* Problem details:
Your task is to copy the listing exactly, with the pictures left out.

[Dataset records]
◇ ◇ ◇ ◇ ◇

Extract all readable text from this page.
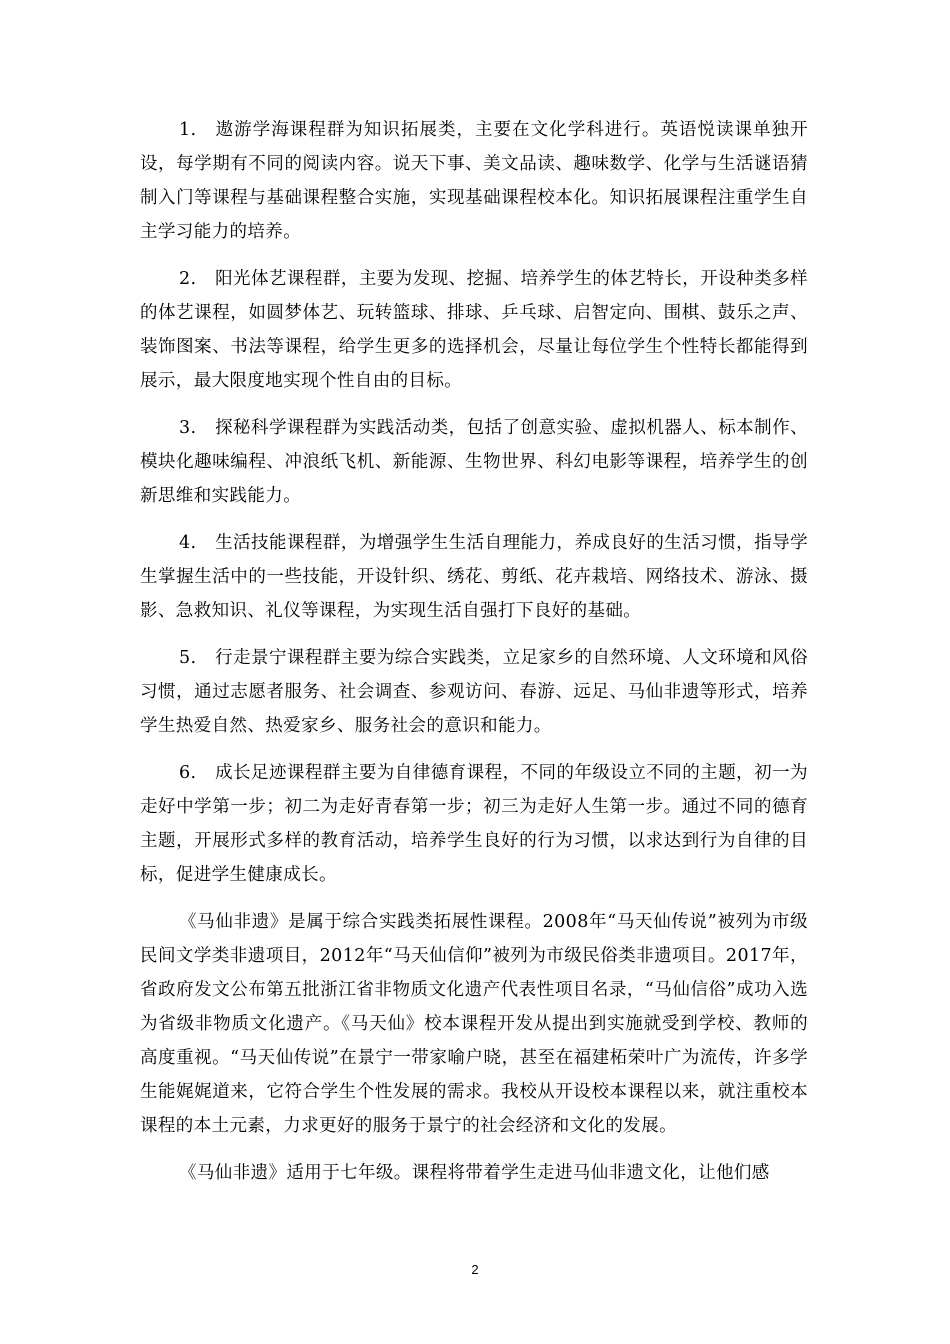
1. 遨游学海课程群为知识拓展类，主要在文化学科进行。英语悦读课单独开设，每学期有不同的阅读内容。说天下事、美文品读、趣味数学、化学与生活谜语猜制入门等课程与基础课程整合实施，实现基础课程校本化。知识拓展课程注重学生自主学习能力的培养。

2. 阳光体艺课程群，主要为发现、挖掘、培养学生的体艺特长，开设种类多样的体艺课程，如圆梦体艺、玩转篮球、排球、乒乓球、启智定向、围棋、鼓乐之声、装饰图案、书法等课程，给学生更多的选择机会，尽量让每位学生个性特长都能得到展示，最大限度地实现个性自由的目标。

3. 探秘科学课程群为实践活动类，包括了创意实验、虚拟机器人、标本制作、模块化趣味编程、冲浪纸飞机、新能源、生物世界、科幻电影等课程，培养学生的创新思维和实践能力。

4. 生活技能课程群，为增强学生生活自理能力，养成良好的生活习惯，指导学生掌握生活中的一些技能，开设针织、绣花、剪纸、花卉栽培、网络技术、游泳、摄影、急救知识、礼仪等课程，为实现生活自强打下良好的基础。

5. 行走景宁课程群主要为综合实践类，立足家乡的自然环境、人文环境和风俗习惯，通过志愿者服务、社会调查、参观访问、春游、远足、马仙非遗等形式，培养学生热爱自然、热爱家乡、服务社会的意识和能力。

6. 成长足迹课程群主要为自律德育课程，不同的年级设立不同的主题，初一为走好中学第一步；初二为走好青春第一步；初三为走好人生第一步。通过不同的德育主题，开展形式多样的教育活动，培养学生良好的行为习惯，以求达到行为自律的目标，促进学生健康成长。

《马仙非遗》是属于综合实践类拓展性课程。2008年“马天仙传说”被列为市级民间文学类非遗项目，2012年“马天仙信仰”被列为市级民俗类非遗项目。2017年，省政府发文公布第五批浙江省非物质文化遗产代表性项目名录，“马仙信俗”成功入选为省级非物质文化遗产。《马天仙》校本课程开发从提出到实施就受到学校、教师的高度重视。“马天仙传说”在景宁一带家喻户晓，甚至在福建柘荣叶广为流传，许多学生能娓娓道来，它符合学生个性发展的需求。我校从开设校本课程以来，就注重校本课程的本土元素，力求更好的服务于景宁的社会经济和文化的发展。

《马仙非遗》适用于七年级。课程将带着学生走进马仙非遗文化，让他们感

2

◇ ◇ ◇ ◇ ◇

* Answer in full:
Extract all readable text from this page.
1. 遨游学海课程群为知识拓展类，主要在文化学科进行。英语悦读课单独开设，每学期有不同的阅读内容。说天下事、美文品读、趣味数学、化学与生活谜语猜制入门等课程与基础课程整合实施，实现基础课程校本化。知识拓展课程注重学生自主学习能力的培养。

2. 阳光体艺课程群，主要为发现、挖掘、培养学生的体艺特长，开设种类多样的体艺课程，如圆梦体艺、玩转篮球、排球、乒乓球、启智定向、围棋、鼓乐之声、装饰图案、书法等课程，给学生更多的选择机会，尽量让每位学生个性特长都能得到展示，最大限度地实现个性自由的目标。

3. 探秘科学课程群为实践活动类，包括了创意实验、虚拟机器人、标本制作、模块化趣味编程、冲浪纸飞机、新能源、生物世界、科幻电影等课程，培养学生的创新思维和实践能力。

4. 生活技能课程群，为增强学生生活自理能力，养成良好的生活习惯，指导学生掌握生活中的一些技能，开设针织、绣花、剪纸、花卉栽培、网络技术、游泳、摄影、急救知识、礼仪等课程，为实现生活自强打下良好的基础。

5. 行走景宁课程群主要为综合实践类，立足家乡的自然环境、人文环境和风俗习惯，通过志愿者服务、社会调查、参观访问、春游、远足、马仙非遗等形式，培养学生热爱自然、热爱家乡、服务社会的意识和能力。

6. 成长足迹课程群主要为自律德育课程，不同的年级设立不同的主题，初一为走好中学第一步；初二为走好青春第一步；初三为走好人生第一步。通过不同的德育主题，开展形式多样的教育活动，培养学生良好的行为习惯，以求达到行为自律的目标，促进学生健康成长。

《马仙非遗》是属于综合实践类拓展性课程。2008年“马天仙传说”被列为市级民间文学类非遗项目，2012年“马天仙信仰”被列为市级民俗类非遗项目。2017年，省政府发文公布第五批浙江省非物质文化遗产代表性项目名录，“马仙信俗”成功入选为省级非物质文化遗产。《马天仙》校本课程开发从提出到实施就受到学校、教师的高度重视。“马天仙传说”在景宁一带家喻户晓，甚至在福建柘荣叶广为流传，许多学生能娓娓道来，它符合学生个性发展的需求。我校从开设校本课程以来，就注重校本课程的本土元素，力求更好的服务于景宁的社会经济和文化的发展。

《马仙非遗》适用于七年级。课程将带着学生走进马仙非遗文化，让他们感

2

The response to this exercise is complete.